* Begin SOURCE DOCUMENT *

Abstract
Excerpted From: Pedro Gerson, The Federal Government's Role as the Warden of Immigrants, 103 Nebraska Law Review 45 (2024) (91 Footnotes) (Full Document)
This year (2024) marks the 100th anniversary of the U.S. Border Patrol. This law enforcement agency was born out of the 1924 Immigration Act. Since then, the southern border has been a place of constant contention because of the major battles regarding who can and cannot immigrate into the United States. These battles can be literal in the sense of law enforcement versus people who try to elude them, or they can be metaphoric in the sense that it is the place where the country plays out its collective imagination about what immigration law and policy is and should be. The border has seen Customs and Border Protection grow to become the largest federal law enforcement agency, countless deaths of people trying to avoid that agency, decades of racial profiling and abuse of migrants trying to enter, the changing faces of people looking for protection from persecution or disaster at home, and major shifts in who gets in and who does not - from no quotas for Mexicans to the construction of a wall to prevent them from coming in.
Today the southern border is “in crisis.” As the influx of migrants to the United States reaches historic highs, political tides have shifted towards restrictionism, with a view about deterrence policies gaining ground in both political parties. This has created a situation in which the federal government is accustomed to increasing its confinement of immigrants, whether it be through immigration detention or federal jail. In this essay, I argue that, unless this trend is reversed, the federal government's role as a warden of immigrants will deepen.
To fully appreciate the extent to which the federal government has become a warden of immigrants we must re-conceptualize how we think about the federal architecture and infrastructure of incarceration. In sum, rather than thinking about incarceration and detention separately, we must think of it as one large system of confinement. This does not mean ignoring the very large differences between the immigration detention apparatus and federal incarceration, but rather that federal incarceration includes more than criminal law.

* End SOURCE DOCUMENT *
* Begin ENTRIES SHOWN *

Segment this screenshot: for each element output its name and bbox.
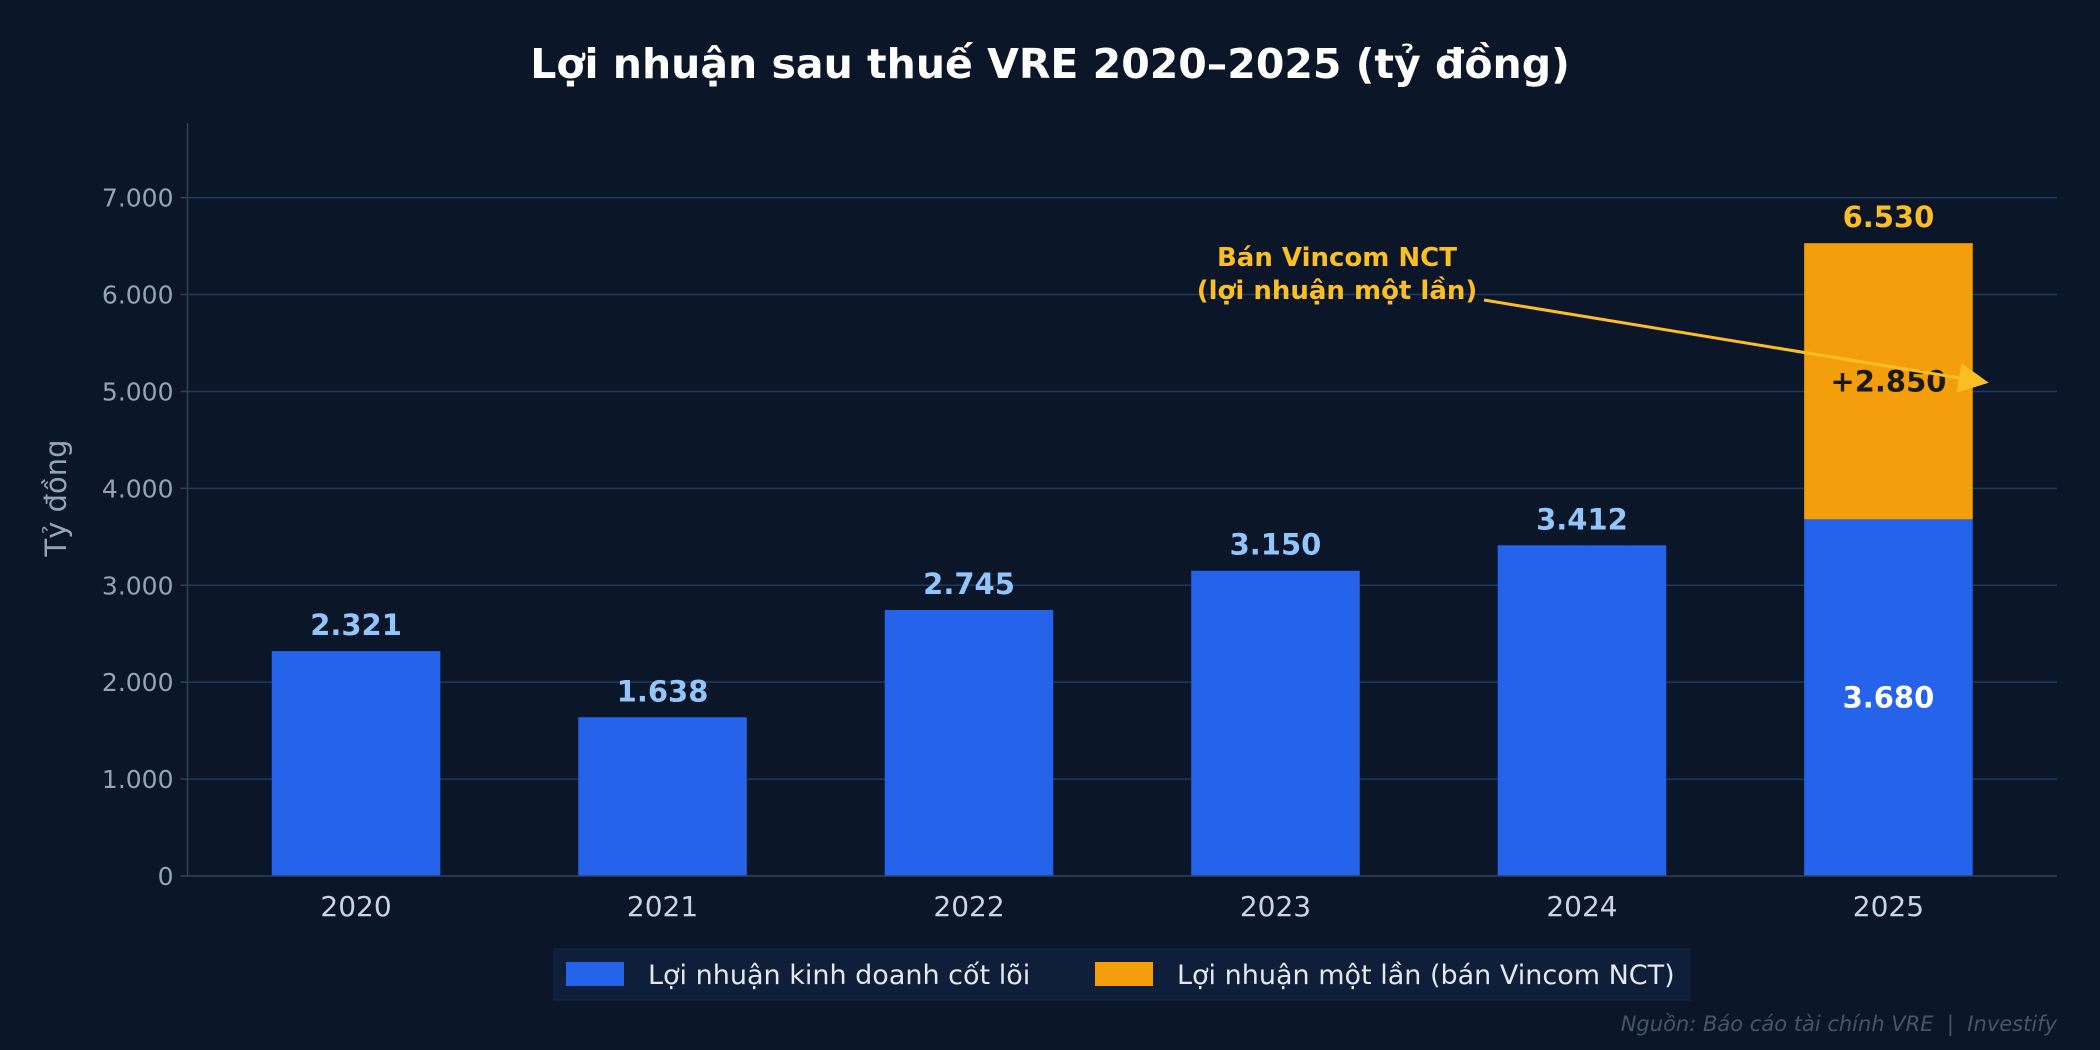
data-label: 3.150 — [1230, 528, 1322, 562]
annotation-text: Bán Vincom NCT — [1217, 243, 1457, 273]
inner-label-one-time: +2.850 — [1830, 364, 1946, 398]
legend-label-core: Lợi nhuận kinh doanh cốt lõi — [648, 960, 1030, 991]
annotation-text: (lợi nhuận một lần) — [1197, 275, 1478, 306]
data-label: 6.530 — [1843, 200, 1935, 234]
y-axis-label: Tỷ đồng — [39, 439, 73, 557]
bar-core — [1191, 570, 1360, 876]
y-tick-label: 4.000 — [102, 474, 174, 503]
data-label: 1.638 — [617, 674, 709, 708]
legend-swatch-one-time — [1095, 962, 1153, 986]
y-tick-label: 6.000 — [102, 281, 174, 310]
footer-source: Nguồn: Báo cáo tài chính VRE | Investify — [1621, 1012, 2058, 1037]
labels: 2020 2.321 2021 1.638 2022 2.745 2023 3.150 2024… — [310, 200, 1946, 923]
chart-title: Lợi nhuận sau thuế VRE 2020–2025 (tỷ đồn… — [530, 40, 1570, 88]
legend-swatch-core — [566, 962, 624, 986]
y-tick-label: 7.000 — [102, 184, 174, 213]
y-tick-label: 3.000 — [102, 571, 174, 600]
legend-label-one-time: Lợi nhuận một lần (bán Vincom NCT) — [1177, 960, 1675, 991]
annotation-arrow — [1483, 298, 1989, 393]
y-tick-label: 0 — [158, 862, 174, 891]
bars — [271, 243, 1973, 876]
data-label: 2.321 — [310, 608, 402, 642]
y-tick-label: 1.000 — [102, 765, 174, 794]
data-label: 3.412 — [1536, 502, 1628, 536]
grid: 0 1.000 2.000 3.000 4.000 5.000 6.000 7.000 — [102, 184, 2057, 891]
y-tick-label: 2.000 — [102, 668, 174, 697]
x-tick-label: 2021 — [627, 890, 698, 923]
bar-core — [884, 609, 1054, 876]
bar-core — [578, 717, 747, 876]
y-tick-label: 5.000 — [102, 377, 174, 406]
x-tick-label: 2024 — [1546, 890, 1617, 923]
inner-label-core: 3.680 — [1843, 681, 1935, 715]
x-tick-label: 2020 — [320, 890, 391, 923]
bar-one-time — [1804, 243, 1973, 520]
x-tick-label: 2022 — [933, 890, 1004, 923]
data-label: 2.745 — [923, 567, 1015, 601]
x-tick-label: 2025 — [1853, 890, 1924, 923]
x-tick-label: 2023 — [1240, 890, 1311, 923]
annotation: Bán Vincom NCT(lợi nhuận một lần) — [1197, 243, 1989, 393]
bar-core — [1497, 545, 1667, 876]
legend: Lợi nhuận kinh doanh cốt lõi Lợi nhuận m… — [553, 948, 1691, 1001]
bar-core — [1804, 519, 1973, 876]
bar-core — [271, 651, 441, 876]
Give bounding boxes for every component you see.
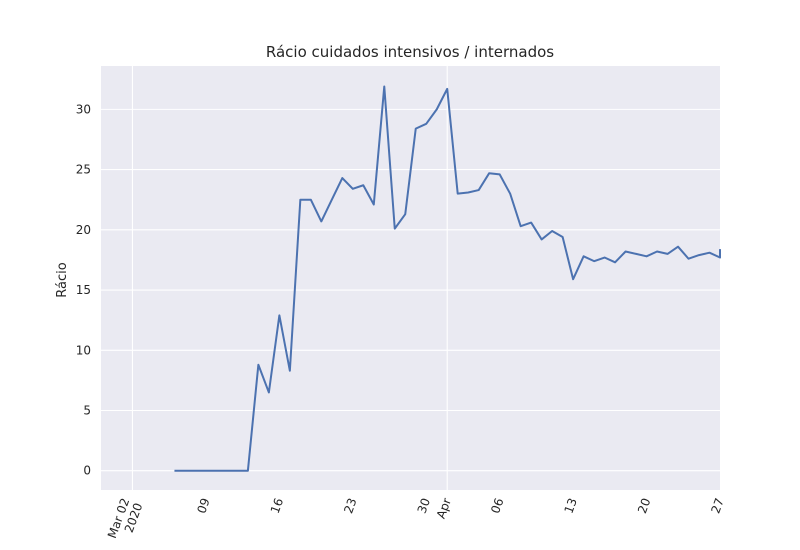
x-tick-label: 13: [562, 496, 580, 515]
y-tick-label: 25: [76, 163, 91, 177]
x-axis-ticks: Mar 022020 09 16 23 30 Apr 06 13 20 27: [105, 496, 727, 545]
y-axis-ticks: 0 5 10 15 20 25 30: [76, 102, 91, 477]
x-tick-label: 27: [708, 496, 726, 515]
plot-background: [101, 66, 720, 490]
x-tick-label: 09: [194, 496, 212, 515]
y-tick-label: 5: [83, 404, 91, 418]
x-tick-label: 06: [488, 496, 506, 515]
y-tick-label: 0: [83, 464, 91, 478]
x-tick-label: Mar 022020: [105, 496, 146, 545]
series-line-0: [174, 85, 721, 472]
x-tick-label: 16: [268, 496, 286, 515]
y-tick-label: 15: [76, 283, 91, 297]
y-tick-label: 20: [76, 223, 91, 237]
y-tick-label: 30: [76, 102, 91, 116]
chart-title: Rácio cuidados intensivos / internados: [266, 43, 554, 61]
y-tick-label: 10: [76, 343, 91, 357]
x-tick-label: 23: [341, 496, 359, 515]
x-tick-label: 20: [635, 496, 653, 515]
y-axis-title: Rácio: [55, 262, 70, 297]
series-group: [174, 85, 721, 472]
x-tick-label: Apr: [434, 496, 454, 520]
x-tick-label: 30: [415, 496, 433, 515]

* End ENTRIES SHOWN *

__SET OF TASKS__
a: Quote the stretch of the law review excerpt from "To fully appreciate" through "than criminal law.".
b: According to the law review excerpt, what law gave rise to the U.S. Border Patrol?
c: Pick up the law review excerpt where it leaves off and write what follows.
The entries were taken from a different source than the law review excerpt.

__RESULTS BY TASK__
a:
To fully appreciate the extent to which the federal government has become a warden of immigrants we must re-conceptualize how we think about the federal architecture and infrastructure of incarceration. In sum, rather than thinking about incarceration and detention separately, we must think of it as one large system of confinement. This does not mean ignoring the very large differences between the immigration detention apparatus and federal incarceration, but rather that federal incarceration includes more than criminal law.

b: The 1924 Immigration Act.

c:
I was honored to be invited to the Nebraska Law Review Symposium on Advancing Justice for the Federally Incarcerated to talk about immigration detention. I must admit that my presence there probably seemed rather odd. After all, my main area of interest is immigration detention, not incarceration. Therefore, my research does not focus on many of the themes that were discussed at the Symposium. However, my presence there told me that the students at Nebraska think about federal incarceration more holistically than most scholars or public officials do. The problem is that the system itself is set up so that it is hard to even discuss immigration detention and federal incarceration together, which forces us to think about them separately.
My contention here is that to truly understand the system of federal incarceration, we must obliterate the civil/criminal distinction. We need to make room for a more capacious understanding of imprisonment, one that looks not at inmates or detainees but at people confined. And so, rather than talking about a system of federal incarceration, we need to study a system of federal confinement. Within that system, there are differences, of course. Whether one is confined by the Bureau of Prisons in a facility owned and managed by it, or by Immigration and Customs Enforcement in a privately owned and operated facility will have different ramifications for the lives and cases of those confined. And so, specialists are required to understand the intricacies of confinement. However, if we want to see what the federal government is doing in terms of caging people, we must start speaking in the language of confinement.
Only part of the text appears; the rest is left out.